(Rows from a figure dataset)
- - -

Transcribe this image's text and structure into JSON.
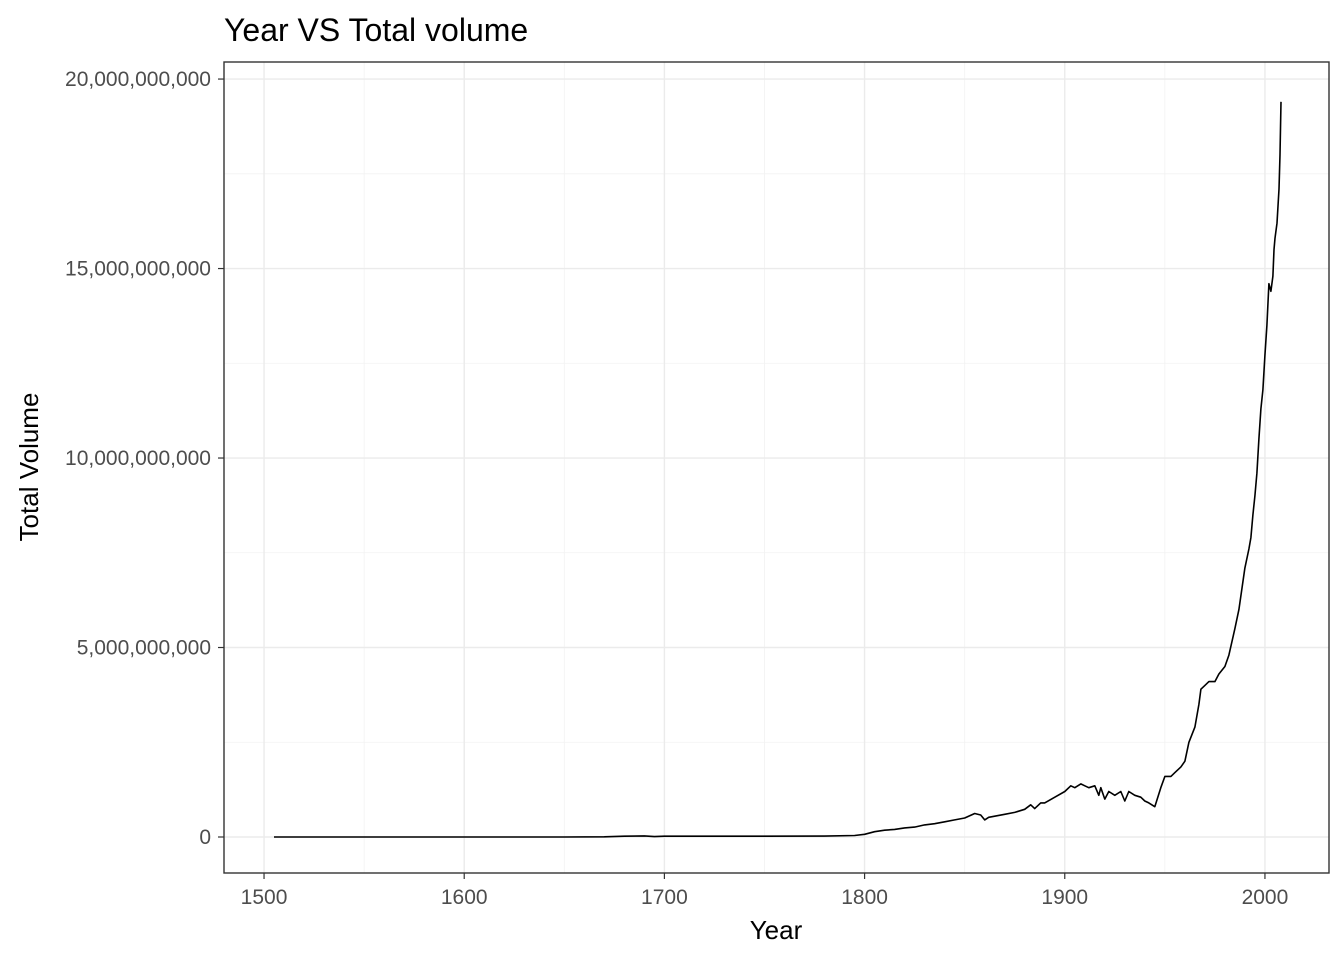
{
  "chart_data": {
    "type": "line",
    "title": "Year VS Total volume",
    "xlabel": "Year",
    "ylabel": "Total Volume",
    "xlim": [
      1480,
      2032
    ],
    "ylim": [
      -950000000,
      20450000000
    ],
    "x_ticks": [
      1500,
      1600,
      1700,
      1800,
      1900,
      2000
    ],
    "x_tick_labels": [
      "1500",
      "1600",
      "1700",
      "1800",
      "1900",
      "2000"
    ],
    "y_ticks": [
      0,
      5000000000,
      10000000000,
      15000000000,
      20000000000
    ],
    "y_tick_labels": [
      "0",
      "5,000,000,000",
      "10,000,000,000",
      "15,000,000,000",
      "20,000,000,000"
    ],
    "grid": true,
    "legend": "none",
    "colors": {
      "line": "#000000",
      "grid": "#ebebeb",
      "border": "#333333"
    },
    "series": [
      {
        "x": [
          1505,
          1550,
          1600,
          1650,
          1670,
          1680,
          1690,
          1695,
          1700,
          1720,
          1750,
          1780,
          1795,
          1800,
          1805,
          1810,
          1815,
          1820,
          1825,
          1830,
          1835,
          1840,
          1845,
          1850,
          1855,
          1858,
          1860,
          1862,
          1865,
          1870,
          1875,
          1880,
          1883,
          1885,
          1888,
          1890,
          1895,
          1900,
          1903,
          1905,
          1908,
          1910,
          1912,
          1915,
          1917,
          1918,
          1920,
          1922,
          1925,
          1928,
          1930,
          1932,
          1935,
          1938,
          1940,
          1942,
          1945,
          1948,
          1950,
          1953,
          1955,
          1958,
          1960,
          1962,
          1965,
          1967,
          1968,
          1970,
          1972,
          1975,
          1977,
          1980,
          1982,
          1985,
          1987,
          1990,
          1992,
          1993,
          1994,
          1995,
          1996,
          1997,
          1998,
          1999,
          2000,
          2001,
          2002,
          2003,
          2004,
          2004.5,
          2005,
          2006,
          2007,
          2007.5,
          2008
        ],
        "values": [
          0,
          0,
          0,
          0,
          5000000,
          20000000,
          30000000,
          10000000,
          20000000,
          20000000,
          20000000,
          25000000,
          40000000,
          70000000,
          140000000,
          180000000,
          200000000,
          240000000,
          260000000,
          320000000,
          350000000,
          400000000,
          450000000,
          500000000,
          620000000,
          580000000,
          450000000,
          520000000,
          550000000,
          600000000,
          650000000,
          730000000,
          850000000,
          750000000,
          900000000,
          900000000,
          1050000000,
          1200000000,
          1350000000,
          1300000000,
          1400000000,
          1350000000,
          1300000000,
          1350000000,
          1100000000,
          1300000000,
          1000000000,
          1200000000,
          1100000000,
          1200000000,
          950000000,
          1200000000,
          1100000000,
          1050000000,
          950000000,
          900000000,
          800000000,
          1300000000,
          1600000000,
          1600000000,
          1700000000,
          1850000000,
          2000000000,
          2500000000,
          2900000000,
          3500000000,
          3900000000,
          4000000000,
          4100000000,
          4100000000,
          4300000000,
          4500000000,
          4800000000,
          5500000000,
          6000000000,
          7100000000,
          7600000000,
          7900000000,
          8500000000,
          9000000000,
          9600000000,
          10500000000,
          11300000000,
          11800000000,
          12700000000,
          13500000000,
          14600000000,
          14400000000,
          14800000000,
          15500000000,
          15800000000,
          16200000000,
          17100000000,
          18000000000,
          19400000000
        ]
      }
    ]
  }
}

- - -

(What is required): Retype all the records shown above, character for character. Omit every picture.

(Solution for this task):
Transcribe this image's text and structure into JSON.
{
  "chart_data": {
    "type": "line",
    "title": "Year VS Total volume",
    "xlabel": "Year",
    "ylabel": "Total Volume",
    "xlim": [
      1480,
      2032
    ],
    "ylim": [
      -950000000,
      20450000000
    ],
    "x_ticks": [
      1500,
      1600,
      1700,
      1800,
      1900,
      2000
    ],
    "x_tick_labels": [
      "1500",
      "1600",
      "1700",
      "1800",
      "1900",
      "2000"
    ],
    "y_ticks": [
      0,
      5000000000,
      10000000000,
      15000000000,
      20000000000
    ],
    "y_tick_labels": [
      "0",
      "5,000,000,000",
      "10,000,000,000",
      "15,000,000,000",
      "20,000,000,000"
    ],
    "grid": true,
    "legend": "none",
    "colors": {
      "line": "#000000",
      "grid": "#ebebeb",
      "border": "#333333"
    },
    "series": [
      {
        "x": [
          1505,
          1550,
          1600,
          1650,
          1670,
          1680,
          1690,
          1695,
          1700,
          1720,
          1750,
          1780,
          1795,
          1800,
          1805,
          1810,
          1815,
          1820,
          1825,
          1830,
          1835,
          1840,
          1845,
          1850,
          1855,
          1858,
          1860,
          1862,
          1865,
          1870,
          1875,
          1880,
          1883,
          1885,
          1888,
          1890,
          1895,
          1900,
          1903,
          1905,
          1908,
          1910,
          1912,
          1915,
          1917,
          1918,
          1920,
          1922,
          1925,
          1928,
          1930,
          1932,
          1935,
          1938,
          1940,
          1942,
          1945,
          1948,
          1950,
          1953,
          1955,
          1958,
          1960,
          1962,
          1965,
          1967,
          1968,
          1970,
          1972,
          1975,
          1977,
          1980,
          1982,
          1985,
          1987,
          1990,
          1992,
          1993,
          1994,
          1995,
          1996,
          1997,
          1998,
          1999,
          2000,
          2001,
          2002,
          2003,
          2004,
          2004.5,
          2005,
          2006,
          2007,
          2007.5,
          2008
        ],
        "values": [
          0,
          0,
          0,
          0,
          5000000,
          20000000,
          30000000,
          10000000,
          20000000,
          20000000,
          20000000,
          25000000,
          40000000,
          70000000,
          140000000,
          180000000,
          200000000,
          240000000,
          260000000,
          320000000,
          350000000,
          400000000,
          450000000,
          500000000,
          620000000,
          580000000,
          450000000,
          520000000,
          550000000,
          600000000,
          650000000,
          730000000,
          850000000,
          750000000,
          900000000,
          900000000,
          1050000000,
          1200000000,
          1350000000,
          1300000000,
          1400000000,
          1350000000,
          1300000000,
          1350000000,
          1100000000,
          1300000000,
          1000000000,
          1200000000,
          1100000000,
          1200000000,
          950000000,
          1200000000,
          1100000000,
          1050000000,
          950000000,
          900000000,
          800000000,
          1300000000,
          1600000000,
          1600000000,
          1700000000,
          1850000000,
          2000000000,
          2500000000,
          2900000000,
          3500000000,
          3900000000,
          4000000000,
          4100000000,
          4100000000,
          4300000000,
          4500000000,
          4800000000,
          5500000000,
          6000000000,
          7100000000,
          7600000000,
          7900000000,
          8500000000,
          9000000000,
          9600000000,
          10500000000,
          11300000000,
          11800000000,
          12700000000,
          13500000000,
          14600000000,
          14400000000,
          14800000000,
          15500000000,
          15800000000,
          16200000000,
          17100000000,
          18000000000,
          19400000000
        ]
      }
    ]
  }
}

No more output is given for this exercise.